**Extract to read**
Making a safe contractual promise
“Then, is there any kind of “go to” phrase that we can use to propose for striking and replacing garbage indemnification clauses?"
If a publisher or broadcaster does not trust you to execute, then they shouldn’t contract you. But if they trust you and want your story, there is no reason not to promise to protect you.
Their vow of protection, technically known as "warranty" and/or "representation" would show up contractually in two places:
- what a reporter promises
- what the outlet promises
What the outlet promises can matter for the rest of your life. Anecdotally, an increasing portion of lawsuits are not filed to correct the record—but simply to attack the messenger. Legal actions happen.
At the same time, your own promise can matter too, because if you break it, the outlet may owe you nothing. Sometimes boilerplate language asks you to pledge that the story won’t contain anything “libelous” or “defamatory.”
But that kind of warranty is too vague. It allows the outlet to claim that the mere existence of a lawsuit constitutes a breach, exposing you to legal costs: In other words, you are in jeopardy not because you breached the promises you made, but simply because there was a claim that you did so—the allegation of libel or defamation. It shifts all the risk to you.
Such imprecision may not impact you until much later, because normally the outlet would pay until there is a judicial determination. But then the whole legal bill could come due, even if a finding of libel didn’t include any wrongdoing on your part.
The same problem happens if there is no determination at all: Let’s say a party merely threatens a lawsuit, forcing the publisher to pay an attorney to respond. In that case, an insufficiently precise contract could enable the outlet to demand reimbursement from the reporter in the end. To continue serving the public as a reporter, don’t risk vague promises.
Instead, promise
- not to "plagiarize," not to include anything "knowingly false,"
- not to act with "reckless disregard" or "knowing falsity."
Such promises conform with the long-established judicial standard of “actual malice”—you'd be upholding professional and ethical standards, as outlined in the published FIRE Contract Template:
“Reporter will gather news and draft the story working under the highest possible ethical standards as detailed in the Associated Press Stylebook and the Code of Ethics of the Society of Professional Journalists.”
Those are vows that any reporter must be prepared to make. In exchange, the go-to request would be liability protection from the outlet, also known as indemnification.

**What you need to do**
1) From the piece on contractual promises, echo everything from "- not to act" down to "known as indemnification.".
2) In the piece on contractual promises, what two technical terms are given for an outlet's vow of protection?
3) Put this sentence from the piece on contractual promises into Spanish: "Those are vows that any reporter must be prepared to make."

**Given information**

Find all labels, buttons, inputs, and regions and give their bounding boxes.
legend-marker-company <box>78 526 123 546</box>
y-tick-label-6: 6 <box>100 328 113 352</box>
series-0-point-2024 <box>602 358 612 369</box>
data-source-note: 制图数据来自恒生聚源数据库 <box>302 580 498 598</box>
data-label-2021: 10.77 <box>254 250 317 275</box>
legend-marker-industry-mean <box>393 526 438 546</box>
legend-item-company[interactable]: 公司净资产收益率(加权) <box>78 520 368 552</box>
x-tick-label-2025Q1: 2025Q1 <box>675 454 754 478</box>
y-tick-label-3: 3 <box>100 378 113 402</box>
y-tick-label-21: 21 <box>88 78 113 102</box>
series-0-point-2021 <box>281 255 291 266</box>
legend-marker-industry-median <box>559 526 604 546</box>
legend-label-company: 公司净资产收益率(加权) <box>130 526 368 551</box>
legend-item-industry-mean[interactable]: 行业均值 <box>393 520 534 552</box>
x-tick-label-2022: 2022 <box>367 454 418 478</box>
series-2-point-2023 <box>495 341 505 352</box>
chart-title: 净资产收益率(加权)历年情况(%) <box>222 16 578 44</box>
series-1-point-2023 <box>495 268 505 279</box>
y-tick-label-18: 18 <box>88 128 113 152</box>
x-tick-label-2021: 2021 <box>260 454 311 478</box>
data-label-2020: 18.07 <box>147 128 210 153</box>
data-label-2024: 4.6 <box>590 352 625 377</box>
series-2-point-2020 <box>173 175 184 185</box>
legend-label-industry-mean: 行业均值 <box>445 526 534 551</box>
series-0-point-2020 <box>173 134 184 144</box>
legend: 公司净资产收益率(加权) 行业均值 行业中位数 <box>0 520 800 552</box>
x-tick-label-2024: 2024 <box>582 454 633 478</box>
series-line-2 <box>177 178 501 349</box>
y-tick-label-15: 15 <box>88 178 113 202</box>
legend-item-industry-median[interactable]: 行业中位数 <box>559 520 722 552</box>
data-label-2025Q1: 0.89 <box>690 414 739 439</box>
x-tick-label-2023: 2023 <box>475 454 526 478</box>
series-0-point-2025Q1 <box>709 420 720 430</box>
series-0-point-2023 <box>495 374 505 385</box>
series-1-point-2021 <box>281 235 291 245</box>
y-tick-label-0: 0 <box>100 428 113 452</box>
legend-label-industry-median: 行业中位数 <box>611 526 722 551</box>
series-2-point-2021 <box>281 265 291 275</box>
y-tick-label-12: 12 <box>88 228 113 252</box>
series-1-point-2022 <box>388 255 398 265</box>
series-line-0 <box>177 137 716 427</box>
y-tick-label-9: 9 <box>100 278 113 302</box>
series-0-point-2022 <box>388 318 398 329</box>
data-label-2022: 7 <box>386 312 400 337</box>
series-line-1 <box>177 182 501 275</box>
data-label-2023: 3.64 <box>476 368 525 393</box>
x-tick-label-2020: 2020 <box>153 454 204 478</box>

**Solved tasks**
1)
- not to act with "reckless disregard" or "knowing falsity."
Such promises conform with the long-established judicial standard of “actual malice”—you'd be upholding professional and ethical standards, as outlined in the published FIRE Contract Template:
“Reporter will gather news and draft the story working under the highest possible ethical standards as detailed in the Associated Press Stylebook and the Code of Ethics of the Society of Professional Journalists.”
Those are vows that any reporter must be prepared to make. In exchange, the go-to request would be liability protection from the outlet, also known as indemnification.

2) "Warranty" and/or "representation."

3) Esas son promesas que cualquier periodista debe estar dispuesto a hacer.